→ Exercise inputs
####################
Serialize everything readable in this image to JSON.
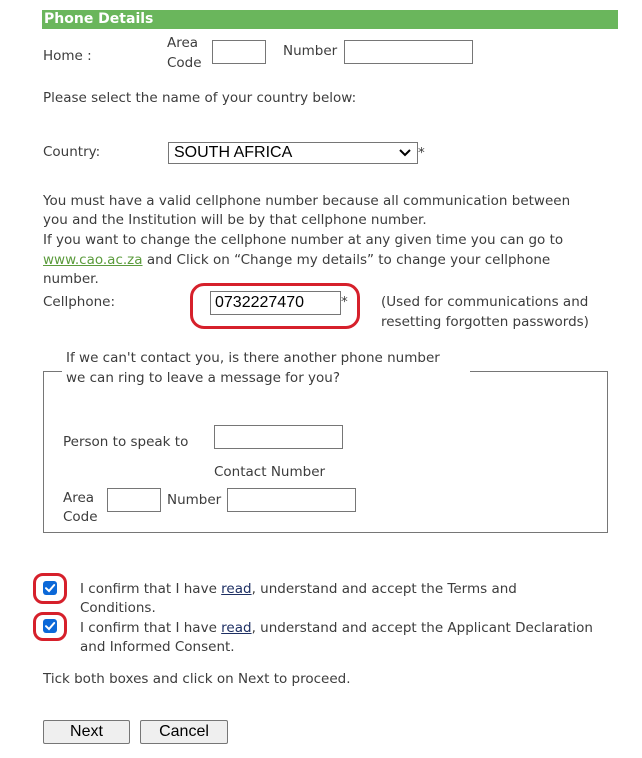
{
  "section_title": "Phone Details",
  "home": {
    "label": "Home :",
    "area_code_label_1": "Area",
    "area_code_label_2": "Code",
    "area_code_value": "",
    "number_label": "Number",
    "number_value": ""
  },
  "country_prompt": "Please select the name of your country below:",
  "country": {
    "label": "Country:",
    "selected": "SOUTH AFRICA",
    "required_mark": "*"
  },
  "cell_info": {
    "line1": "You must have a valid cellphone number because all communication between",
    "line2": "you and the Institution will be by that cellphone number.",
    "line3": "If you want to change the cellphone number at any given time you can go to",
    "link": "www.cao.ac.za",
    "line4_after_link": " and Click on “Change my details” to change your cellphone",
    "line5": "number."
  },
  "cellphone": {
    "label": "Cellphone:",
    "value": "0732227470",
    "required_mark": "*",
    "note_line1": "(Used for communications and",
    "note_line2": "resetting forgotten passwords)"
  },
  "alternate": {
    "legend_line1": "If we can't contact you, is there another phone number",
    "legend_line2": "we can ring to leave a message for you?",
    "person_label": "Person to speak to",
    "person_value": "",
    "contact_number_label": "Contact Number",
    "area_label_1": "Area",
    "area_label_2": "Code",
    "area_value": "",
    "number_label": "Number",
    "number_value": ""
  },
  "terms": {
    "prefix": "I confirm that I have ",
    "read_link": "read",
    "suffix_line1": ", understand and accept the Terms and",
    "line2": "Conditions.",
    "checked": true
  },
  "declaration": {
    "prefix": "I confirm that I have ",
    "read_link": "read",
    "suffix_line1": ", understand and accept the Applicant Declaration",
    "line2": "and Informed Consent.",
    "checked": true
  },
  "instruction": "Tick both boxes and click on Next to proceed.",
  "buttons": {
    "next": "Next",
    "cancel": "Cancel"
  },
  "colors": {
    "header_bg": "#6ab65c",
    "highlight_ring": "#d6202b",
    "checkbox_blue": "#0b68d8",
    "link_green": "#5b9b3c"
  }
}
####################
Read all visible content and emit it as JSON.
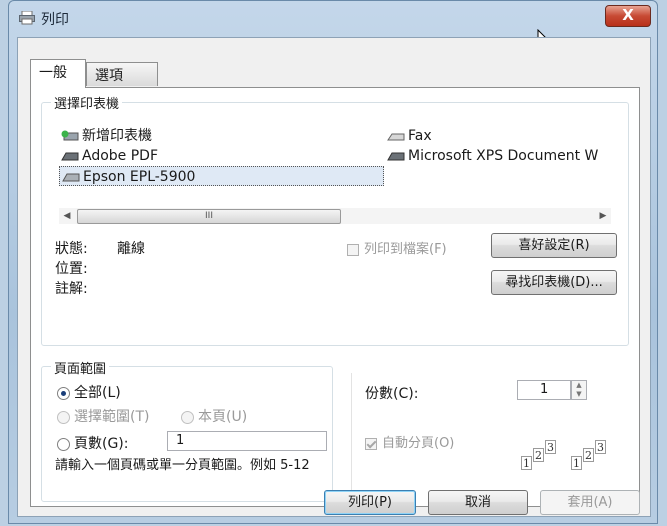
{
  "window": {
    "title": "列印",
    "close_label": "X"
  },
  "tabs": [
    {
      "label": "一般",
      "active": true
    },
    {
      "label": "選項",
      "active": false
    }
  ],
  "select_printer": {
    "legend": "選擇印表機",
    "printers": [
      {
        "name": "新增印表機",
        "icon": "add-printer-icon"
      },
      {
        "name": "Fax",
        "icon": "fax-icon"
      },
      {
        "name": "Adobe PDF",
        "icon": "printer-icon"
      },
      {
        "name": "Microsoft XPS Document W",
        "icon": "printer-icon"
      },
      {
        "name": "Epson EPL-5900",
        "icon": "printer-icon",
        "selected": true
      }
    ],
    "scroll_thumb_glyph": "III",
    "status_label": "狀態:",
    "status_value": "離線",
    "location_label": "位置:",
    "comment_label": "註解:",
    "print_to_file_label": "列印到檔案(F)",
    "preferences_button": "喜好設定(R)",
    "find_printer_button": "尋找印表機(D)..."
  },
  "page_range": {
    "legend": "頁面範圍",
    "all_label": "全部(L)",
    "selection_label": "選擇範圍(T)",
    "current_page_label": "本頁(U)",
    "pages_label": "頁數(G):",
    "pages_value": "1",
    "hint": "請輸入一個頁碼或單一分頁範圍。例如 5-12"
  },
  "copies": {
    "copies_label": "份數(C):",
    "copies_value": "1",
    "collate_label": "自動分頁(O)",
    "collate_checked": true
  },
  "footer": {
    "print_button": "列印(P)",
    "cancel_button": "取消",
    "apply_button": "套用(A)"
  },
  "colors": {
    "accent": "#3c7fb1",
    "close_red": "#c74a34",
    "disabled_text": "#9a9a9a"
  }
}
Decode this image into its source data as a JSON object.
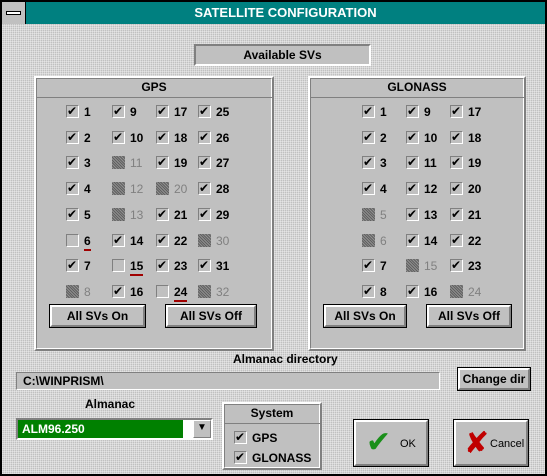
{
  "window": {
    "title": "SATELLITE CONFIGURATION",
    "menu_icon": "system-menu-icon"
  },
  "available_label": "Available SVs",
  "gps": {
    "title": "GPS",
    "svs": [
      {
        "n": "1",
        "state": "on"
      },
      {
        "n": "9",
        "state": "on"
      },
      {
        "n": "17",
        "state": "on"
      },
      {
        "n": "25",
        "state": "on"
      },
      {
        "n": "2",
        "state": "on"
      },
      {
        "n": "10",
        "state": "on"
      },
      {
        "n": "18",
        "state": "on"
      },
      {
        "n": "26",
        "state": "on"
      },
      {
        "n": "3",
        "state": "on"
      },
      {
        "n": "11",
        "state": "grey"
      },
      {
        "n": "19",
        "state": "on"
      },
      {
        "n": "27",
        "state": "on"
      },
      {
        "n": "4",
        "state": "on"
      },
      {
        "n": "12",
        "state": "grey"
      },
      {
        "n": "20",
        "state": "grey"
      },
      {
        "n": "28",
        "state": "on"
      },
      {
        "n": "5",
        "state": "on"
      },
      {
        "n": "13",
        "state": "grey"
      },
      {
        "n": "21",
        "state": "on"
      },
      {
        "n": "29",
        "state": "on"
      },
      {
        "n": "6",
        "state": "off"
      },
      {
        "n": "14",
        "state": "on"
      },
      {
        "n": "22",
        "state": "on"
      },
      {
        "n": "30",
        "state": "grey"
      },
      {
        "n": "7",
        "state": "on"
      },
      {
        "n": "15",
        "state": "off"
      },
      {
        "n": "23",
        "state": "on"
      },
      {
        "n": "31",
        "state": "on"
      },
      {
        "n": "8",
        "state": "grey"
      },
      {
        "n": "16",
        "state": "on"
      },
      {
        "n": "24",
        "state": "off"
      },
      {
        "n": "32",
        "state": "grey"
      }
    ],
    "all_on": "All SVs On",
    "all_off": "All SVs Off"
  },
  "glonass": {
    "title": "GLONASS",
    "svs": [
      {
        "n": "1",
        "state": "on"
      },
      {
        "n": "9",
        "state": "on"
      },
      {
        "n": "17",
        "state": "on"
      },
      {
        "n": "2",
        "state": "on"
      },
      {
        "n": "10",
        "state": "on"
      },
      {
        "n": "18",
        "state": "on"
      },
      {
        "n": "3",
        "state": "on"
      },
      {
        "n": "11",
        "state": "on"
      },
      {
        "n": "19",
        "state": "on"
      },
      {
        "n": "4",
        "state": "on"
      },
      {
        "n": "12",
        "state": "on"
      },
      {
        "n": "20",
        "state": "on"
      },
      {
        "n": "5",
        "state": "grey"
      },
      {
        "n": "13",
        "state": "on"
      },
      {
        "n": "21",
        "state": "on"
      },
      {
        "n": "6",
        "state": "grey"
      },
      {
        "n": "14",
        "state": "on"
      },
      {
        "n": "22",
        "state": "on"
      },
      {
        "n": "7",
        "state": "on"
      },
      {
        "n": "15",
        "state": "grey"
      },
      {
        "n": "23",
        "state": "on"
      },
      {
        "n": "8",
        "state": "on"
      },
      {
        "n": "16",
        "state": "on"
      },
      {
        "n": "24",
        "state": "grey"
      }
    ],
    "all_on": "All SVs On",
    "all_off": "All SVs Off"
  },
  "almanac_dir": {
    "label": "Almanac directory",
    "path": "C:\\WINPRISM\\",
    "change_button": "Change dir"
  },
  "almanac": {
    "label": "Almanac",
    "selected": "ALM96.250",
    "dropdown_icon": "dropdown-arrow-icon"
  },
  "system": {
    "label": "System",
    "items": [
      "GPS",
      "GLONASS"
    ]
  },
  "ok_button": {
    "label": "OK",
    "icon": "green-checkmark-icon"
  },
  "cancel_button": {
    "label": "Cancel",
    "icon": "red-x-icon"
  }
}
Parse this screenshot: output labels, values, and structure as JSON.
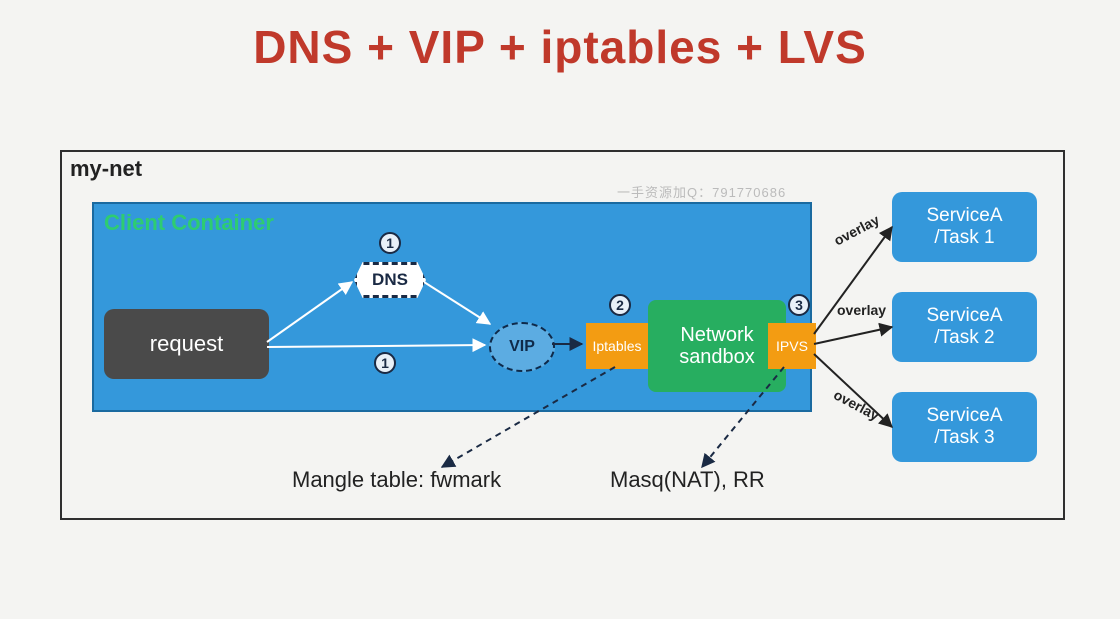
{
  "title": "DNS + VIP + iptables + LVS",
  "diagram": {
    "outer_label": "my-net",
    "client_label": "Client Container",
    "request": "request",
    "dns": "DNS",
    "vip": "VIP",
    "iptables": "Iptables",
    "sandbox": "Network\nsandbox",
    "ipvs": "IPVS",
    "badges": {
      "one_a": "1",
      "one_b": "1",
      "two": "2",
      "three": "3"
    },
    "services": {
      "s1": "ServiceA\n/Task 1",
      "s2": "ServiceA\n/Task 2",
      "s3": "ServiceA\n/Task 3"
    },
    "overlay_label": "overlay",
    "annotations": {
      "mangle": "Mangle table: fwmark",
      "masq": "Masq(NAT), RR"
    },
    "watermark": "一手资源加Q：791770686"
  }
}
####################
→ Task to carry out
Count how many lines above carry the word "selected". Only the number is required.

→ Correct response
3